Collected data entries
·····
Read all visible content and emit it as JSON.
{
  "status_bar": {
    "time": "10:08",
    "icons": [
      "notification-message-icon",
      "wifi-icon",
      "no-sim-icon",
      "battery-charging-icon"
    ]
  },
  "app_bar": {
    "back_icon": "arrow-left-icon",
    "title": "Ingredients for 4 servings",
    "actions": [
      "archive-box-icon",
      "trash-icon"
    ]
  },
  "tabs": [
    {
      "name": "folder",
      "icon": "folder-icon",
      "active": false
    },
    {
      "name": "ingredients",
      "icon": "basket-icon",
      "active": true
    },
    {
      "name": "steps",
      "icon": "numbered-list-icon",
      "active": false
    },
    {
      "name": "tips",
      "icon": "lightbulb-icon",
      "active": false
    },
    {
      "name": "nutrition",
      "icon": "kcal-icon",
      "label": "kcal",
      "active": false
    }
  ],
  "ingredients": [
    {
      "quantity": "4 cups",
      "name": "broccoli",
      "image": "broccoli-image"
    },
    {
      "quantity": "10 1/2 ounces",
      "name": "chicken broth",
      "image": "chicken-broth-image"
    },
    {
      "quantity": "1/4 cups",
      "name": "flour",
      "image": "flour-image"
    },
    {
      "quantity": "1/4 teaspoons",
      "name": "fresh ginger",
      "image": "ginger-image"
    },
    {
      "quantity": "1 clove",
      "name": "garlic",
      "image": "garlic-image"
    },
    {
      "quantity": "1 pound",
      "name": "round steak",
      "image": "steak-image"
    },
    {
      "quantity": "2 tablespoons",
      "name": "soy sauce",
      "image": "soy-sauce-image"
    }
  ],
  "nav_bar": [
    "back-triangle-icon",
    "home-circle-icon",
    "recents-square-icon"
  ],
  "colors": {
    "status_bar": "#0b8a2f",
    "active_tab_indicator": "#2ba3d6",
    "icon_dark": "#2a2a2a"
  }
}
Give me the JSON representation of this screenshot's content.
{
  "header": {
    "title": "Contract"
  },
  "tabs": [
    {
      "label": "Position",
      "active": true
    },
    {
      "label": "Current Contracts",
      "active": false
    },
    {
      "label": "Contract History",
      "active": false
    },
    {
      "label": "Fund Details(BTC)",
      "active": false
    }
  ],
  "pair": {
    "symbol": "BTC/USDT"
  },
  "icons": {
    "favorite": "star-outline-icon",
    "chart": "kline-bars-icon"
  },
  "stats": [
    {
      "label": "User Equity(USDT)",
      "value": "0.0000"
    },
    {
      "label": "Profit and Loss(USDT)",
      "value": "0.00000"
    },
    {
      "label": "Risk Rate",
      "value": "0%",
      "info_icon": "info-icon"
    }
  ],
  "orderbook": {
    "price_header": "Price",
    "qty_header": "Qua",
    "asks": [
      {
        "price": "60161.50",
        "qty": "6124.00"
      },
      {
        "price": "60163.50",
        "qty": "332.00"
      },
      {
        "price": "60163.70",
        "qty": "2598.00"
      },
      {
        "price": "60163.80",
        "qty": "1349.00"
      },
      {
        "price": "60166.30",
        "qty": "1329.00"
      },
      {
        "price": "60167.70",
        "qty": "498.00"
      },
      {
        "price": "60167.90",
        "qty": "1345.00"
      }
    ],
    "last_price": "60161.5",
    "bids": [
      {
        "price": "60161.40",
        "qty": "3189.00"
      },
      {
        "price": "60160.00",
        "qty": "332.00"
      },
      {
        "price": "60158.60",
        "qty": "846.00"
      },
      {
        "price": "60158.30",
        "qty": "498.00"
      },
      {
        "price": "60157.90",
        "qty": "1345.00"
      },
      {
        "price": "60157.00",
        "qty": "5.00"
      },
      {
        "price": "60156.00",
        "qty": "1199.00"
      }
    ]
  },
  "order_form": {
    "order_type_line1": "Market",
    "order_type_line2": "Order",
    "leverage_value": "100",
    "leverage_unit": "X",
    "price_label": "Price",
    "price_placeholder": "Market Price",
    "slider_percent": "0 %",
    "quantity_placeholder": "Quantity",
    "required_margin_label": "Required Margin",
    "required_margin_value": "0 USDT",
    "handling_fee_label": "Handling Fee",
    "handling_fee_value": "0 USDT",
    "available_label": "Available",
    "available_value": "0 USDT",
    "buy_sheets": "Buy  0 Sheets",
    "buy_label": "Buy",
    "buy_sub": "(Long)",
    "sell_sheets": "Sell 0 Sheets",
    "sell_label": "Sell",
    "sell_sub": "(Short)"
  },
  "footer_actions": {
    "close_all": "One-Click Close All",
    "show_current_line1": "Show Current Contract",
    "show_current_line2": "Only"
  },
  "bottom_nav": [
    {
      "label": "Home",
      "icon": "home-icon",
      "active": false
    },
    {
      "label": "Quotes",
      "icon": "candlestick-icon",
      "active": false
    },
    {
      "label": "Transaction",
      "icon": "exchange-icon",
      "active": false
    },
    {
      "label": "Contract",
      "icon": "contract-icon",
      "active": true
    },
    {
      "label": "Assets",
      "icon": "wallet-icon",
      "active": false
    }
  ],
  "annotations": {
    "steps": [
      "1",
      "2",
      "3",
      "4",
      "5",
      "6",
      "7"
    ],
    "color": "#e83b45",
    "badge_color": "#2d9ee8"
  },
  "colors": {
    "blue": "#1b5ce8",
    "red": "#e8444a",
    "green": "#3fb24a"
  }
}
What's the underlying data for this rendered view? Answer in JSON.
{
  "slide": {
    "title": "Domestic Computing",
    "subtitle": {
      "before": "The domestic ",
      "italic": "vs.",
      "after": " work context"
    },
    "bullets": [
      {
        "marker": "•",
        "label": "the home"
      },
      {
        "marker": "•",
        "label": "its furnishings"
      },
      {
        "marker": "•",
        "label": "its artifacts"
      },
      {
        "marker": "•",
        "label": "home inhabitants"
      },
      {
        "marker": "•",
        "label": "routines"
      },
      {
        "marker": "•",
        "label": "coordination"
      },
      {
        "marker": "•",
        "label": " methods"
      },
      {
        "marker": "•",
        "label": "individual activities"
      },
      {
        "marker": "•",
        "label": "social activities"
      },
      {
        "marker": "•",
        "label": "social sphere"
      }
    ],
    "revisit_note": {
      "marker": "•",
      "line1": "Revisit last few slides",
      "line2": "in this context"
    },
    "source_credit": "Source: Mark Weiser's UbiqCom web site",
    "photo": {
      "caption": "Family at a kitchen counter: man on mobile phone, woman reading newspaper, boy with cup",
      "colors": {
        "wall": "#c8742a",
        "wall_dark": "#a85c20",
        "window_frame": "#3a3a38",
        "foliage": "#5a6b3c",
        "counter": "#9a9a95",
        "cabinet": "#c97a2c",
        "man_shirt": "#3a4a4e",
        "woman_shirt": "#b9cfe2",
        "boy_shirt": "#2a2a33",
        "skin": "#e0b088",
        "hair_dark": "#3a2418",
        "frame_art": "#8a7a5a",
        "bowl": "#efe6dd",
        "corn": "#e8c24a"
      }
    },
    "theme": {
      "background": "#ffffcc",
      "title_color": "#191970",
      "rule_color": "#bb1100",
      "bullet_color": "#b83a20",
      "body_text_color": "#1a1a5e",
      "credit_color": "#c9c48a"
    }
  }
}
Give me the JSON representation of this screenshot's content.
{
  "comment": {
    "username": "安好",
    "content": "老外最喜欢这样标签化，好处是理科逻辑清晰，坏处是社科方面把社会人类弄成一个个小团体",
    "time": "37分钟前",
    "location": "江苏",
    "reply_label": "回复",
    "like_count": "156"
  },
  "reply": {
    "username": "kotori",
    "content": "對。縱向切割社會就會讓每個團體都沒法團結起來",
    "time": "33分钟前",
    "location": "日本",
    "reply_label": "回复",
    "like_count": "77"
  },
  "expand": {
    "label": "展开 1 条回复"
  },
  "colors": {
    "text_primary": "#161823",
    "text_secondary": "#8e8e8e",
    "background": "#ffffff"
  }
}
·····
Exact copies of all the records are required.

• OUTPUT FOR THIS EXERCISE:
Read all visible content and emit it as JSON.
{
  "status_bar": {
    "time": "10:08",
    "icons": [
      "notification-message-icon",
      "wifi-icon",
      "no-sim-icon",
      "battery-charging-icon"
    ]
  },
  "app_bar": {
    "back_icon": "arrow-left-icon",
    "title": "Ingredients for 4 servings",
    "actions": [
      "archive-box-icon",
      "trash-icon"
    ]
  },
  "tabs": [
    {
      "name": "folder",
      "icon": "folder-icon",
      "active": false
    },
    {
      "name": "ingredients",
      "icon": "basket-icon",
      "active": true
    },
    {
      "name": "steps",
      "icon": "numbered-list-icon",
      "active": false
    },
    {
      "name": "tips",
      "icon": "lightbulb-icon",
      "active": false
    },
    {
      "name": "nutrition",
      "icon": "kcal-icon",
      "label": "kcal",
      "active": false
    }
  ],
  "ingredients": [
    {
      "quantity": "4 cups",
      "name": "broccoli",
      "image": "broccoli-image"
    },
    {
      "quantity": "10 1/2 ounces",
      "name": "chicken broth",
      "image": "chicken-broth-image"
    },
    {
      "quantity": "1/4 cups",
      "name": "flour",
      "image": "flour-image"
    },
    {
      "quantity": "1/4 teaspoons",
      "name": "fresh ginger",
      "image": "ginger-image"
    },
    {
      "quantity": "1 clove",
      "name": "garlic",
      "image": "garlic-image"
    },
    {
      "quantity": "1 pound",
      "name": "round steak",
      "image": "steak-image"
    },
    {
      "quantity": "2 tablespoons",
      "name": "soy sauce",
      "image": "soy-sauce-image"
    }
  ],
  "nav_bar": [
    "back-triangle-icon",
    "home-circle-icon",
    "recents-square-icon"
  ],
  "colors": {
    "status_bar": "#0b8a2f",
    "active_tab_indicator": "#2ba3d6",
    "icon_dark": "#2a2a2a"
  }
}
Give me the JSON representation of this screenshot's content.
{
  "header": {
    "title": "Contract"
  },
  "tabs": [
    {
      "label": "Position",
      "active": true
    },
    {
      "label": "Current Contracts",
      "active": false
    },
    {
      "label": "Contract History",
      "active": false
    },
    {
      "label": "Fund Details(BTC)",
      "active": false
    }
  ],
  "pair": {
    "symbol": "BTC/USDT"
  },
  "icons": {
    "favorite": "star-outline-icon",
    "chart": "kline-bars-icon"
  },
  "stats": [
    {
      "label": "User Equity(USDT)",
      "value": "0.0000"
    },
    {
      "label": "Profit and Loss(USDT)",
      "value": "0.00000"
    },
    {
      "label": "Risk Rate",
      "value": "0%",
      "info_icon": "info-icon"
    }
  ],
  "orderbook": {
    "price_header": "Price",
    "qty_header": "Qua",
    "asks": [
      {
        "price": "60161.50",
        "qty": "6124.00"
      },
      {
        "price": "60163.50",
        "qty": "332.00"
      },
      {
        "price": "60163.70",
        "qty": "2598.00"
      },
      {
        "price": "60163.80",
        "qty": "1349.00"
      },
      {
        "price": "60166.30",
        "qty": "1329.00"
      },
      {
        "price": "60167.70",
        "qty": "498.00"
      },
      {
        "price": "60167.90",
        "qty": "1345.00"
      }
    ],
    "last_price": "60161.5",
    "bids": [
      {
        "price": "60161.40",
        "qty": "3189.00"
      },
      {
        "price": "60160.00",
        "qty": "332.00"
      },
      {
        "price": "60158.60",
        "qty": "846.00"
      },
      {
        "price": "60158.30",
        "qty": "498.00"
      },
      {
        "price": "60157.90",
        "qty": "1345.00"
      },
      {
        "price": "60157.00",
        "qty": "5.00"
      },
      {
        "price": "60156.00",
        "qty": "1199.00"
      }
    ]
  },
  "order_form": {
    "order_type_line1": "Market",
    "order_type_line2": "Order",
    "leverage_value": "100",
    "leverage_unit": "X",
    "price_label": "Price",
    "price_placeholder": "Market Price",
    "slider_percent": "0 %",
    "quantity_placeholder": "Quantity",
    "required_margin_label": "Required Margin",
    "required_margin_value": "0 USDT",
    "handling_fee_label": "Handling Fee",
    "handling_fee_value": "0 USDT",
    "available_label": "Available",
    "available_value": "0 USDT",
    "buy_sheets": "Buy  0 Sheets",
    "buy_label": "Buy",
    "buy_sub": "(Long)",
    "sell_sheets": "Sell 0 Sheets",
    "sell_label": "Sell",
    "sell_sub": "(Short)"
  },
  "footer_actions": {
    "close_all": "One-Click Close All",
    "show_current_line1": "Show Current Contract",
    "show_current_line2": "Only"
  },
  "bottom_nav": [
    {
      "label": "Home",
      "icon": "home-icon",
      "active": false
    },
    {
      "label": "Quotes",
      "icon": "candlestick-icon",
      "active": false
    },
    {
      "label": "Transaction",
      "icon": "exchange-icon",
      "active": false
    },
    {
      "label": "Contract",
      "icon": "contract-icon",
      "active": true
    },
    {
      "label": "Assets",
      "icon": "wallet-icon",
      "active": false
    }
  ],
  "annotations": {
    "steps": [
      "1",
      "2",
      "3",
      "4",
      "5",
      "6",
      "7"
    ],
    "color": "#e83b45",
    "badge_color": "#2d9ee8"
  },
  "colors": {
    "blue": "#1b5ce8",
    "red": "#e8444a",
    "green": "#3fb24a"
  }
}
What's the underlying data for this rendered view? Answer in JSON.
{
  "slide": {
    "title": "Domestic Computing",
    "subtitle": {
      "before": "The domestic ",
      "italic": "vs.",
      "after": " work context"
    },
    "bullets": [
      {
        "marker": "•",
        "label": "the home"
      },
      {
        "marker": "•",
        "label": "its furnishings"
      },
      {
        "marker": "•",
        "label": "its artifacts"
      },
      {
        "marker": "•",
        "label": "home inhabitants"
      },
      {
        "marker": "•",
        "label": "routines"
      },
      {
        "marker": "•",
        "label": "coordination"
      },
      {
        "marker": "•",
        "label": " methods"
      },
      {
        "marker": "•",
        "label": "individual activities"
      },
      {
        "marker": "•",
        "label": "social activities"
      },
      {
        "marker": "•",
        "label": "social sphere"
      }
    ],
    "revisit_note": {
      "marker": "•",
      "line1": "Revisit last few slides",
      "line2": "in this context"
    },
    "source_credit": "Source: Mark Weiser's UbiqCom web site",
    "photo": {
      "caption": "Family at a kitchen counter: man on mobile phone, woman reading newspaper, boy with cup",
      "colors": {
        "wall": "#c8742a",
        "wall_dark": "#a85c20",
        "window_frame": "#3a3a38",
        "foliage": "#5a6b3c",
        "counter": "#9a9a95",
        "cabinet": "#c97a2c",
        "man_shirt": "#3a4a4e",
        "woman_shirt": "#b9cfe2",
        "boy_shirt": "#2a2a33",
        "skin": "#e0b088",
        "hair_dark": "#3a2418",
        "frame_art": "#8a7a5a",
        "bowl": "#efe6dd",
        "corn": "#e8c24a"
      }
    },
    "theme": {
      "background": "#ffffcc",
      "title_color": "#191970",
      "rule_color": "#bb1100",
      "bullet_color": "#b83a20",
      "body_text_color": "#1a1a5e",
      "credit_color": "#c9c48a"
    }
  }
}
Give me the JSON representation of this screenshot's content.
{
  "comment": {
    "username": "安好",
    "content": "老外最喜欢这样标签化，好处是理科逻辑清晰，坏处是社科方面把社会人类弄成一个个小团体",
    "time": "37分钟前",
    "location": "江苏",
    "reply_label": "回复",
    "like_count": "156"
  },
  "reply": {
    "username": "kotori",
    "content": "對。縱向切割社會就會讓每個團體都沒法團結起來",
    "time": "33分钟前",
    "location": "日本",
    "reply_label": "回复",
    "like_count": "77"
  },
  "expand": {
    "label": "展开 1 条回复"
  },
  "colors": {
    "text_primary": "#161823",
    "text_secondary": "#8e8e8e",
    "background": "#ffffff"
  }
}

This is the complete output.